• _Short task_:
Output the lines of the listing below without any changes, starting at the line containing "- book-icon: [385, 842, 457, 931]" and ending at the line containing "- navigation-bar: 101", with both of those lines included.

• _Dataset entries_:

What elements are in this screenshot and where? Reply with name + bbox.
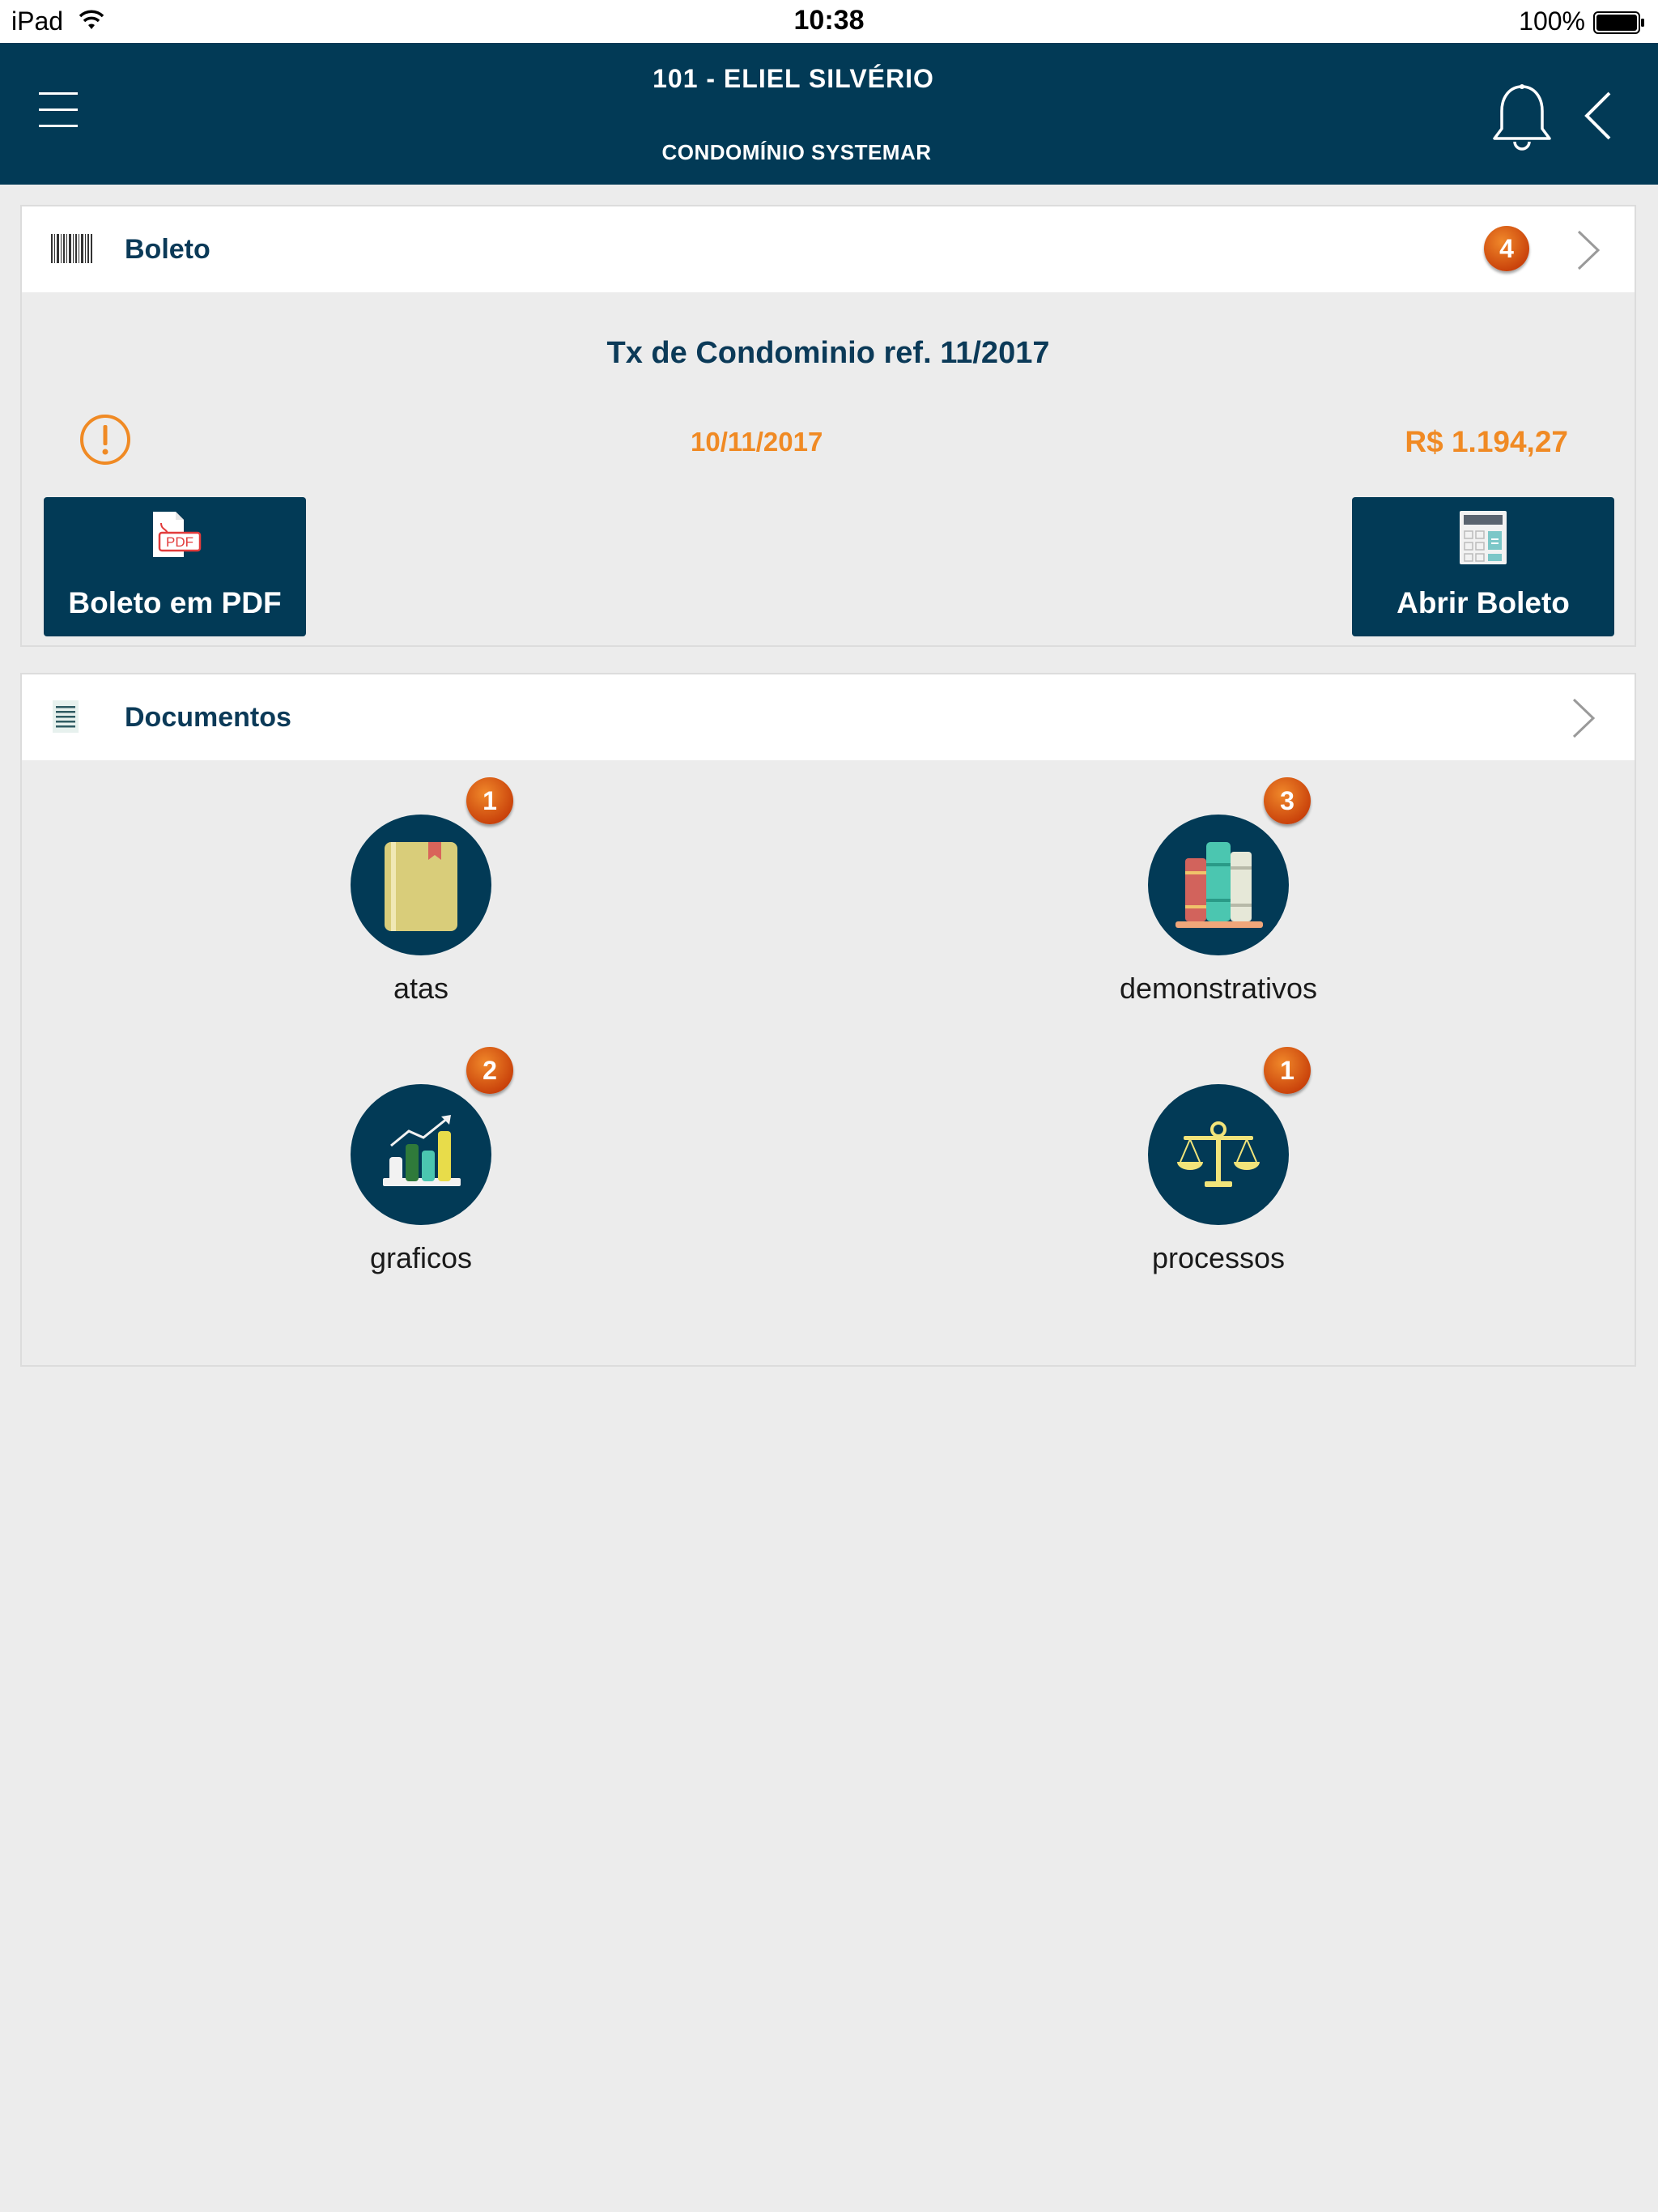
- book-icon: [385, 842, 457, 931]
- processos-label: processos: [1151, 1241, 1286, 1274]
- boleto-pdf-button[interactable]: PDF Boleto em PDF: [44, 497, 306, 636]
- processos-badge: 1: [1264, 1047, 1311, 1094]
- boleto-pdf-label: Boleto em PDF: [68, 586, 282, 619]
- boleto-header[interactable]: Boleto 4: [22, 206, 1635, 292]
- barcode-icon: [51, 234, 92, 263]
- battery-icon: [1593, 11, 1644, 34]
- documentos-header[interactable]: Documentos: [22, 674, 1635, 760]
- demonstrativos-label: demonstrativos: [1119, 972, 1318, 1005]
- pdf-icon-text: PDF: [166, 534, 193, 550]
- graficos-label: graficos: [369, 1241, 473, 1274]
- atas-badge: 1: [466, 777, 513, 824]
- alert-circle-icon: [80, 415, 130, 465]
- atas-label: atas: [393, 972, 449, 1005]
- navigation-bar: 101 - ELIEL SILVÉRIO CONDOMÍNIO SYSTEMAR: [0, 43, 1658, 185]
- doc-item-atas[interactable]: 1 atas: [243, 777, 599, 1074]
- documentos-section-title: Documentos: [125, 702, 291, 733]
- page-subtitle: CONDOMÍNIO SYSTEMAR: [661, 140, 932, 164]
- status-bar: iPad 10:38 100%: [0, 0, 1658, 43]
- clock: 10:38: [793, 5, 865, 36]
- processos-icon-circle: [1148, 1084, 1289, 1225]
- graficos-badge: 2: [466, 1047, 513, 1094]
- demonstrativos-icon-circle: [1148, 815, 1289, 955]
- bell-icon[interactable]: [1490, 83, 1554, 151]
- books-icon: [1175, 842, 1263, 928]
- chevron-right-icon[interactable]: [1571, 697, 1596, 739]
- boleto-section-title: Boleto: [125, 234, 210, 265]
- abrir-boleto-label: Abrir Boleto: [1397, 586, 1570, 619]
- doc-item-graficos[interactable]: 2 graficos: [243, 1047, 599, 1343]
- doc-item-processos[interactable]: 1 processos: [1040, 1047, 1397, 1343]
- boleto-amount: R$ 1.194,27: [1405, 425, 1568, 458]
- bar-chart-icon: [383, 1115, 461, 1186]
- boleto-card: Boleto 4 Tx de Condominio ref. 11/2017 1…: [20, 205, 1636, 647]
- abrir-boleto-button[interactable]: Abrir Boleto: [1352, 497, 1614, 636]
- graficos-icon-circle: [351, 1084, 491, 1225]
- hamburger-menu-icon[interactable]: [39, 91, 78, 129]
- page-title: 101 - ELIEL SILVÉRIO: [653, 64, 934, 93]
- back-chevron-icon[interactable]: [1582, 90, 1614, 142]
- atas-icon-circle: [351, 815, 491, 955]
- battery-percentage: 100%: [1519, 6, 1585, 36]
- doc-item-demonstrativos[interactable]: 3 demonstrativos: [1040, 777, 1397, 1074]
- documentos-card: Documentos 1 atas 3 demonstrativos 2 gra…: [20, 673, 1636, 1367]
- boleto-description: Tx de Condominio ref. 11/2017: [606, 336, 1050, 370]
- pdf-file-icon: PDF: [153, 512, 202, 557]
- document-icon: [53, 700, 79, 733]
- scale-icon: [1177, 1121, 1260, 1187]
- boleto-count-badge: 4: [1484, 226, 1529, 271]
- boleto-due-date: 10/11/2017: [691, 427, 823, 457]
- chevron-right-icon[interactable]: [1576, 229, 1601, 271]
- calculator-icon: [1460, 511, 1507, 564]
- demonstrativos-badge: 3: [1264, 777, 1311, 824]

• _Solved problem_:
- book-icon: [385, 842, 457, 931]
- processos-label: processos: [1151, 1241, 1286, 1274]
- boleto-pdf-button[interactable]: PDF Boleto em PDF: [44, 497, 306, 636]
- processos-badge: 1: [1264, 1047, 1311, 1094]
- boleto-pdf-label: Boleto em PDF: [68, 586, 282, 619]
- boleto-header[interactable]: Boleto 4: [22, 206, 1635, 292]
- barcode-icon: [51, 234, 92, 263]
- battery-icon: [1593, 11, 1644, 34]
- documentos-header[interactable]: Documentos: [22, 674, 1635, 760]
- demonstrativos-label: demonstrativos: [1119, 972, 1318, 1005]
- pdf-icon-text: PDF: [166, 534, 193, 550]
- graficos-label: graficos: [369, 1241, 473, 1274]
- atas-badge: 1: [466, 777, 513, 824]
- alert-circle-icon: [80, 415, 130, 465]
- atas-label: atas: [393, 972, 449, 1005]
- navigation-bar: 101 - ELIEL SILVÉRIO CONDOMÍNIO SYSTEMAR: [0, 43, 1658, 185]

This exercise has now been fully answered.